Dataset entries on figures
"""

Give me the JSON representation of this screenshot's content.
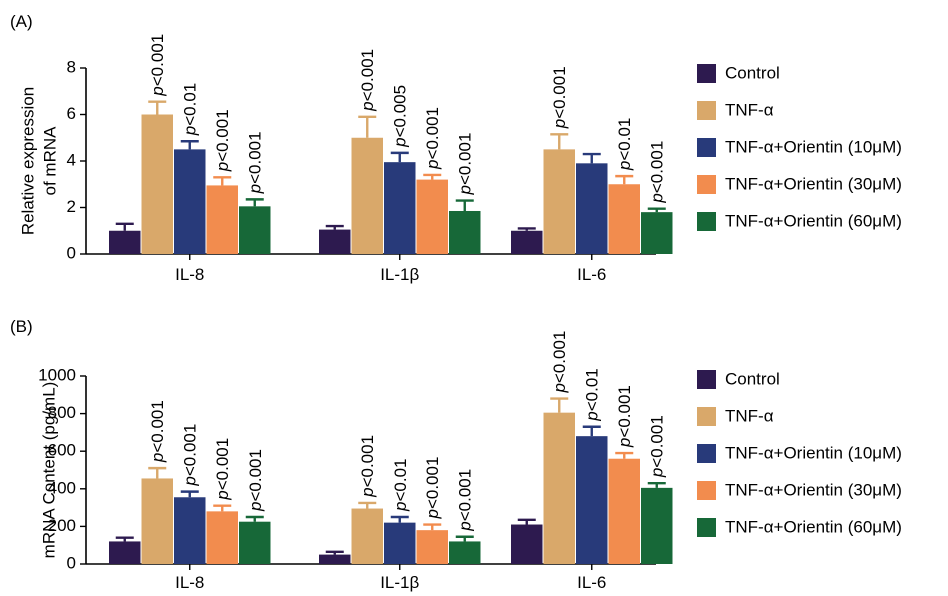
{
  "chart_data": [
    {
      "type": "bar",
      "panel_label": "(A)",
      "ylabel_lines": [
        "Relative expression",
        "of mRNA"
      ],
      "ylim": [
        0,
        8
      ],
      "yticks": [
        0,
        2,
        4,
        6,
        8
      ],
      "categories": [
        "IL-8",
        "IL-1β",
        "IL-6"
      ],
      "legend_position": "right",
      "series": [
        {
          "name": "Control",
          "color": "#2d1a4f",
          "values": [
            1.0,
            1.05,
            1.0
          ],
          "errors": [
            0.3,
            0.15,
            0.1
          ],
          "p_labels": [
            "",
            "",
            ""
          ]
        },
        {
          "name": "TNF-α",
          "color": "#d9a86a",
          "values": [
            6.0,
            5.0,
            4.5
          ],
          "errors": [
            0.55,
            0.9,
            0.65
          ],
          "p_labels": [
            "p<0.001",
            "p<0.001",
            "p<0.001"
          ]
        },
        {
          "name": "TNF-α+Orientin (10μM)",
          "color": "#283a7a",
          "values": [
            4.5,
            3.95,
            3.9
          ],
          "errors": [
            0.35,
            0.4,
            0.4
          ],
          "p_labels": [
            "p<0.01",
            "p<0.005",
            ""
          ]
        },
        {
          "name": "TNF-α+Orientin (30μM)",
          "color": "#f28c4e",
          "values": [
            2.95,
            3.2,
            3.0
          ],
          "errors": [
            0.35,
            0.2,
            0.35
          ],
          "p_labels": [
            "p<0.001",
            "p<0.001",
            "p<0.01"
          ]
        },
        {
          "name": "TNF-α+Orientin (60μM)",
          "color": "#176838",
          "values": [
            2.05,
            1.85,
            1.8
          ],
          "errors": [
            0.3,
            0.45,
            0.15
          ],
          "p_labels": [
            "p<0.001",
            "p<0.001",
            "p<0.001"
          ]
        }
      ]
    },
    {
      "type": "bar",
      "panel_label": "(B)",
      "ylabel_lines": [
        "mRNA Content (pg/mL)"
      ],
      "ylim": [
        0,
        1000
      ],
      "yticks": [
        0,
        200,
        400,
        600,
        800,
        1000
      ],
      "categories": [
        "IL-8",
        "IL-1β",
        "IL-6"
      ],
      "legend_position": "right",
      "series": [
        {
          "name": "Control",
          "color": "#2d1a4f",
          "values": [
            120,
            50,
            210
          ],
          "errors": [
            20,
            15,
            25
          ],
          "p_labels": [
            "",
            "",
            ""
          ]
        },
        {
          "name": "TNF-α",
          "color": "#d9a86a",
          "values": [
            455,
            295,
            805
          ],
          "errors": [
            55,
            30,
            75
          ],
          "p_labels": [
            "p<0.001",
            "p<0.001",
            "p<0.001"
          ]
        },
        {
          "name": "TNF-α+Orientin (10μM)",
          "color": "#283a7a",
          "values": [
            355,
            220,
            680
          ],
          "errors": [
            30,
            30,
            50
          ],
          "p_labels": [
            "p<0.001",
            "p<0.01",
            "p<0.01"
          ]
        },
        {
          "name": "TNF-α+Orientin (30μM)",
          "color": "#f28c4e",
          "values": [
            280,
            180,
            560
          ],
          "errors": [
            30,
            30,
            30
          ],
          "p_labels": [
            "p<0.001",
            "p<0.001",
            "p<0.001"
          ]
        },
        {
          "name": "TNF-α+Orientin (60μM)",
          "color": "#176838",
          "values": [
            225,
            120,
            405
          ],
          "errors": [
            25,
            25,
            25
          ],
          "p_labels": [
            "p<0.001",
            "p<0.001",
            "p<0.001"
          ]
        }
      ]
    }
  ]
}
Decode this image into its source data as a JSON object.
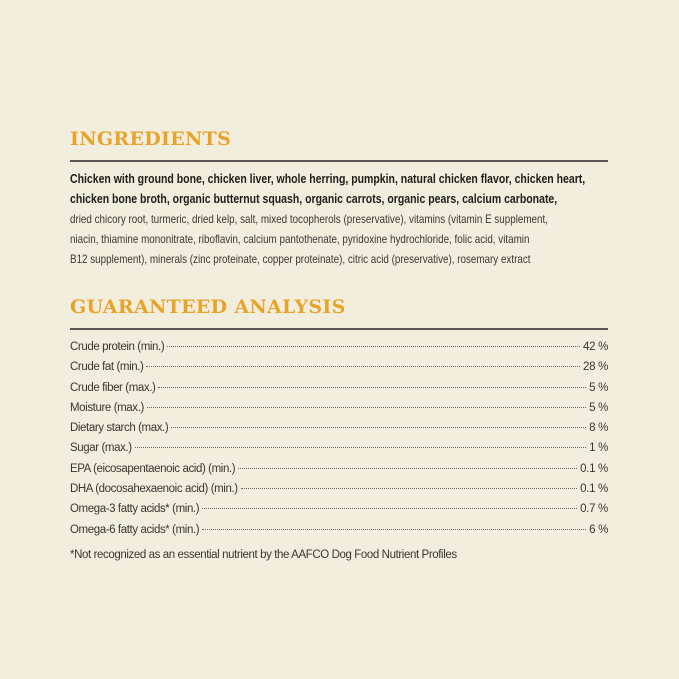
{
  "ingredients": {
    "title": "INGREDIENTS",
    "lines_bold": [
      "Chicken with ground bone, chicken liver, whole herring, pumpkin, natural chicken flavor, chicken heart,",
      "chicken bone broth, organic butternut squash, organic carrots, organic pears, calcium carbonate,"
    ],
    "lines_regular": [
      "dried chicory root, turmeric, dried kelp, salt, mixed tocopherols (preservative), vitamins (vitamin E supplement,",
      "niacin, thiamine mononitrate, riboflavin, calcium pantothenate, pyridoxine hydrochloride, folic acid, vitamin",
      "B12 supplement), minerals (zinc proteinate, copper proteinate), citric acid (preservative), rosemary extract"
    ]
  },
  "analysis": {
    "title": "GUARANTEED ANALYSIS",
    "rows": [
      {
        "label": "Crude protein (min.)",
        "value": "42 %"
      },
      {
        "label": "Crude fat (min.)",
        "value": "28 %"
      },
      {
        "label": "Crude fiber (max.)",
        "value": "5 %"
      },
      {
        "label": "Moisture (max.)",
        "value": "5 %"
      },
      {
        "label": "Dietary starch (max.)",
        "value": "8 %"
      },
      {
        "label": "Sugar (max.)",
        "value": "1 %"
      },
      {
        "label": "EPA (eicosapentaenoic acid) (min.)",
        "value": "0.1 %"
      },
      {
        "label": "DHA (docosahexaenoic acid) (min.)",
        "value": "0.1 %"
      },
      {
        "label": "Omega-3 fatty acids* (min.)",
        "value": "0.7 %"
      },
      {
        "label": "Omega-6 fatty acids* (min.)",
        "value": "6 %"
      }
    ],
    "footnote": "*Not recognized as an essential nutrient by the AAFCO Dog Food Nutrient Profiles"
  },
  "colors": {
    "heading": "#e8a32a",
    "background": "#f2eedd",
    "text": "#2a2623"
  }
}
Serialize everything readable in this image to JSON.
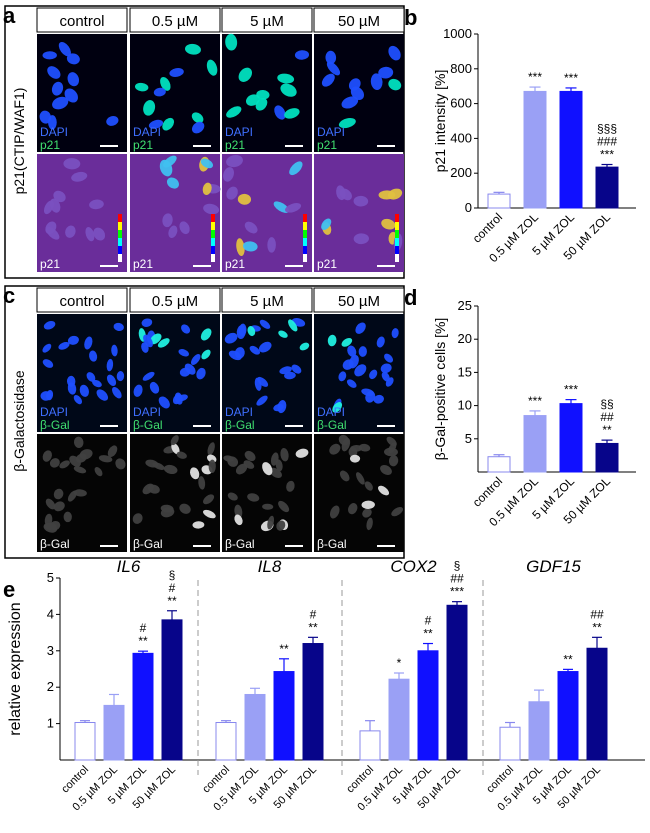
{
  "panel_letters": {
    "a": "a",
    "b": "b",
    "c": "c",
    "d": "d",
    "e": "e"
  },
  "micrographs": {
    "column_headers": [
      "control",
      "0.5 µM",
      "5 µM",
      "50 µM"
    ],
    "a": {
      "row_label": "p21(CTIP/WAF1)",
      "top_labels": {
        "line1": "DAPI",
        "line2": "p21"
      },
      "bottom_label": "p21"
    },
    "c": {
      "row_label": "β-Galactosidase",
      "top_labels": {
        "line1": "DAPI",
        "line2": "β-Gal"
      },
      "bottom_label": "β-Gal"
    },
    "colors": {
      "dapi": "#1f4fff",
      "p21": "#00e0c0",
      "heatmap_bg": "#6a2d9a",
      "gal": "#38d060"
    }
  },
  "chart_data": [
    {
      "id": "b",
      "type": "bar",
      "title": "",
      "xlabel": "",
      "ylabel": "p21 intensity [%]",
      "ylim": [
        0,
        1000
      ],
      "yticks": [
        "0",
        "200",
        "400",
        "600",
        "800",
        "1000"
      ],
      "categories": [
        "control",
        "0.5 µM ZOL",
        "5 µM ZOL",
        "50 µM ZOL"
      ],
      "values": [
        80,
        670,
        670,
        235
      ],
      "errors": [
        10,
        25,
        20,
        15
      ],
      "annotations": [
        [
          ""
        ],
        [
          "***"
        ],
        [
          "***"
        ],
        [
          "§§§",
          "###",
          "***"
        ]
      ],
      "grid": false
    },
    {
      "id": "d",
      "type": "bar",
      "title": "",
      "xlabel": "",
      "ylabel": "β-Gal-positive cells [%]",
      "ylim": [
        0,
        25
      ],
      "yticks": [
        "5",
        "10",
        "15",
        "20",
        "25"
      ],
      "categories": [
        "control",
        "0.5 µM ZOL",
        "5 µM ZOL",
        "50 µM ZOL"
      ],
      "values": [
        2.3,
        8.5,
        10.3,
        4.3
      ],
      "errors": [
        0.3,
        0.7,
        0.6,
        0.5
      ],
      "annotations": [
        [
          ""
        ],
        [
          "***"
        ],
        [
          "***"
        ],
        [
          "§§",
          "##",
          "**"
        ]
      ],
      "grid": false
    },
    {
      "id": "e",
      "type": "bar",
      "title": "",
      "xlabel": "",
      "ylabel": "relative expression",
      "ylim": [
        0,
        5
      ],
      "yticks": [
        "1",
        "2",
        "3",
        "4",
        "5"
      ],
      "groups": [
        {
          "name": "IL6",
          "categories": [
            "control",
            "0.5 µM ZOL",
            "5 µM ZOL",
            "50 µM ZOL"
          ],
          "values": [
            1.03,
            1.5,
            2.93,
            3.85
          ],
          "errors": [
            0.05,
            0.3,
            0.06,
            0.25
          ],
          "annotations": [
            [
              ""
            ],
            [
              ""
            ],
            [
              "#",
              "**"
            ],
            [
              "§",
              "#",
              "**"
            ]
          ]
        },
        {
          "name": "IL8",
          "categories": [
            "control",
            "0.5 µM ZOL",
            "5 µM ZOL",
            "50 µM ZOL"
          ],
          "values": [
            1.03,
            1.8,
            2.43,
            3.2
          ],
          "errors": [
            0.05,
            0.17,
            0.35,
            0.17
          ],
          "annotations": [
            [
              ""
            ],
            [
              ""
            ],
            [
              "**"
            ],
            [
              "#",
              "**"
            ]
          ]
        },
        {
          "name": "COX2",
          "categories": [
            "control",
            "0.5 µM ZOL",
            "5 µM ZOL",
            "50 µM ZOL"
          ],
          "values": [
            0.8,
            2.22,
            3.0,
            4.25
          ],
          "errors": [
            0.28,
            0.17,
            0.2,
            0.1
          ],
          "annotations": [
            [
              ""
            ],
            [
              "*"
            ],
            [
              "#",
              "**"
            ],
            [
              "§",
              "##",
              "***"
            ]
          ]
        },
        {
          "name": "GDF15",
          "categories": [
            "control",
            "0.5 µM ZOL",
            "5 µM ZOL",
            "50 µM ZOL"
          ],
          "values": [
            0.9,
            1.6,
            2.43,
            3.07
          ],
          "errors": [
            0.13,
            0.32,
            0.06,
            0.3
          ],
          "annotations": [
            [
              ""
            ],
            [
              ""
            ],
            [
              "**"
            ],
            [
              "##",
              "**"
            ]
          ]
        }
      ],
      "grid": false
    }
  ],
  "colors": {
    "control": "#ffffff",
    "c05": "#9aa0f5",
    "c5": "#1010ff",
    "c50": "#07058a",
    "control_stroke": "#8888ee"
  }
}
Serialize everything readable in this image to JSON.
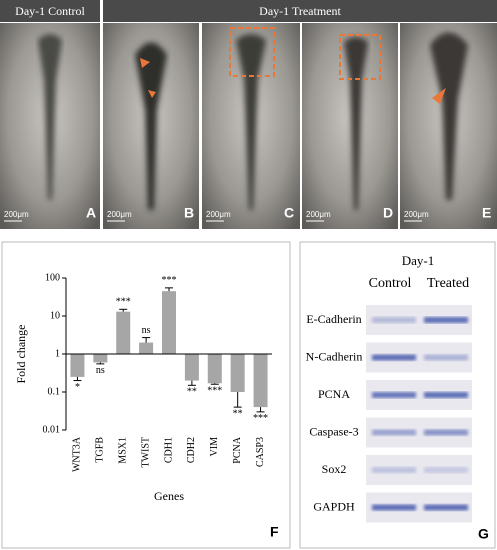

"""

**Instructions to follow**
Line count for the string "chicken": please say how many lines in the entries above contain it, with no other words.

**Answer to the problem**
2